(WHAT THE TASK REQUIRES):
Look through the material below. Copy each line that contains the string "structured".

(SOURCE MATERIAL):
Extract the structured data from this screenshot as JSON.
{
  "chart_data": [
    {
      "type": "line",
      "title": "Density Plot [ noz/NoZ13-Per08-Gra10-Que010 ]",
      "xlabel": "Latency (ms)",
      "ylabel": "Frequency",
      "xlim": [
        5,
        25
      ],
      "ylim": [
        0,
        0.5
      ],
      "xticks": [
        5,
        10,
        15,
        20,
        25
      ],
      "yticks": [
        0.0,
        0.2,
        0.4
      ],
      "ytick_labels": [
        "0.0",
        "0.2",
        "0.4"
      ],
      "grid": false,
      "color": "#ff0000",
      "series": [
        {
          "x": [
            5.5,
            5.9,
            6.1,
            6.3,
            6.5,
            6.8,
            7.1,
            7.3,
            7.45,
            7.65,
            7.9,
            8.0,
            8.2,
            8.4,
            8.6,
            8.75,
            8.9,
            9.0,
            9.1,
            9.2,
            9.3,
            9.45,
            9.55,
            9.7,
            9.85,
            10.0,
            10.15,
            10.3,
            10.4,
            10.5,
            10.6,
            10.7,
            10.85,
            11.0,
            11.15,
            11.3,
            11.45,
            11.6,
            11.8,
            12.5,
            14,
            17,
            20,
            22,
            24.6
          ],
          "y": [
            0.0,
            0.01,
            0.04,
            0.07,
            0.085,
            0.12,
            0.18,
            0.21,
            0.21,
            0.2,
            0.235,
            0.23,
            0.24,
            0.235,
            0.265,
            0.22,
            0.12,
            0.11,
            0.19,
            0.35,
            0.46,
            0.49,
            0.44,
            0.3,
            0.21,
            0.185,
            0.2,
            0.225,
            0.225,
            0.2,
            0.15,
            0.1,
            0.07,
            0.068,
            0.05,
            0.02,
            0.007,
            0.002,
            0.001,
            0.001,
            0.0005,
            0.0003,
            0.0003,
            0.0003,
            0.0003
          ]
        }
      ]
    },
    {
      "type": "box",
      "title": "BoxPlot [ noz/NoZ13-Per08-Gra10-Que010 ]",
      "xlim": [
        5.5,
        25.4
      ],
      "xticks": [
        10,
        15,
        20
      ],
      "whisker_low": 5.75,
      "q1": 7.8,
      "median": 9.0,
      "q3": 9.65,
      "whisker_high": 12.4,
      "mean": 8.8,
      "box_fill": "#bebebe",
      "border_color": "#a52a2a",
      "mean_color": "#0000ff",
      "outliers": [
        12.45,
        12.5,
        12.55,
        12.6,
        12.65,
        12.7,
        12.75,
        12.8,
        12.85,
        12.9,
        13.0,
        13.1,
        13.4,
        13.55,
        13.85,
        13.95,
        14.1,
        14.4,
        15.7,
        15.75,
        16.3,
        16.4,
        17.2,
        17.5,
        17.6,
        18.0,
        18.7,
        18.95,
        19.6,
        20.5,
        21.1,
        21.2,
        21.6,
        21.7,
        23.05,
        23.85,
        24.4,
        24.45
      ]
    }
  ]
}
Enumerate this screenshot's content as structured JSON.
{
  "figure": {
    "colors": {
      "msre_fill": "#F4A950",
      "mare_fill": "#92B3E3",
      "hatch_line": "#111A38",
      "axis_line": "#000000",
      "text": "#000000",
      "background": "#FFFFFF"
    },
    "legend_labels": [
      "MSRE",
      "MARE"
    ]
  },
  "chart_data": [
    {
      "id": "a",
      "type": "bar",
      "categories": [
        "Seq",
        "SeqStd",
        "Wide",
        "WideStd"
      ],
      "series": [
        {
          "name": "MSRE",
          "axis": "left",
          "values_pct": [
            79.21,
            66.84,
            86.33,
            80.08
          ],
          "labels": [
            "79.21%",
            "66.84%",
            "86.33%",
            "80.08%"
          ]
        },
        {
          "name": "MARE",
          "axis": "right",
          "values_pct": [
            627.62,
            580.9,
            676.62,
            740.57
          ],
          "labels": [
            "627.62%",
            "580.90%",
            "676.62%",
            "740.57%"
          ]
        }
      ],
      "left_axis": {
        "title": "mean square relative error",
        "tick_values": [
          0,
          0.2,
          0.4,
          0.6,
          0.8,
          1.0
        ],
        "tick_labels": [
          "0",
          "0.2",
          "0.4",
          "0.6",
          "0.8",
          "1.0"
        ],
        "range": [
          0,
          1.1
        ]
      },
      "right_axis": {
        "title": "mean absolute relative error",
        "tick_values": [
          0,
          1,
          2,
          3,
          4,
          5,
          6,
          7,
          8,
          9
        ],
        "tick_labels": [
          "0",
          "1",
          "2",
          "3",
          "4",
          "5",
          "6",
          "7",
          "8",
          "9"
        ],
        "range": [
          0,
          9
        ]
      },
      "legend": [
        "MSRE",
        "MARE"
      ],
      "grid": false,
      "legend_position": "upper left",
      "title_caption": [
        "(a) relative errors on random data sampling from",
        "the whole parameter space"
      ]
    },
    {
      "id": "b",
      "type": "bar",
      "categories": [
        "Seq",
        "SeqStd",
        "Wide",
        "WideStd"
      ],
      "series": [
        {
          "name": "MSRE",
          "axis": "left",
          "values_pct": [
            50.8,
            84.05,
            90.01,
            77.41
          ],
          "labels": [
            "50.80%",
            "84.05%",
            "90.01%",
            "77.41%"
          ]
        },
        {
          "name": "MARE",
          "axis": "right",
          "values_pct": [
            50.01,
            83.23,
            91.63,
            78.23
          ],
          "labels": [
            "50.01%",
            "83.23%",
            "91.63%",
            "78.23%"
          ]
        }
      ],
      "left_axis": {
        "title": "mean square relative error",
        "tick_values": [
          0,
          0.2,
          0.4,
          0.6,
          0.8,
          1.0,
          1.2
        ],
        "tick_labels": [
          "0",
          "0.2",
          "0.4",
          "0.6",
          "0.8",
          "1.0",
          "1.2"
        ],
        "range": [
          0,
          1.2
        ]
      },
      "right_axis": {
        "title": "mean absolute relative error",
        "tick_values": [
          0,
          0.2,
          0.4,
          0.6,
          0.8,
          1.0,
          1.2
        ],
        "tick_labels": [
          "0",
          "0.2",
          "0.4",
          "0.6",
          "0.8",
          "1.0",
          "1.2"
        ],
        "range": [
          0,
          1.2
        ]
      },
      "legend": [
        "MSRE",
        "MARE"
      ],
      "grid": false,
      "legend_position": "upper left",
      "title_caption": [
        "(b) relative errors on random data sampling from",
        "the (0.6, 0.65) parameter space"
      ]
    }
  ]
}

(RESPONSE BELOW):
Extract the structured data from this screenshot as JSON.
Enumerate this screenshot's content as structured JSON.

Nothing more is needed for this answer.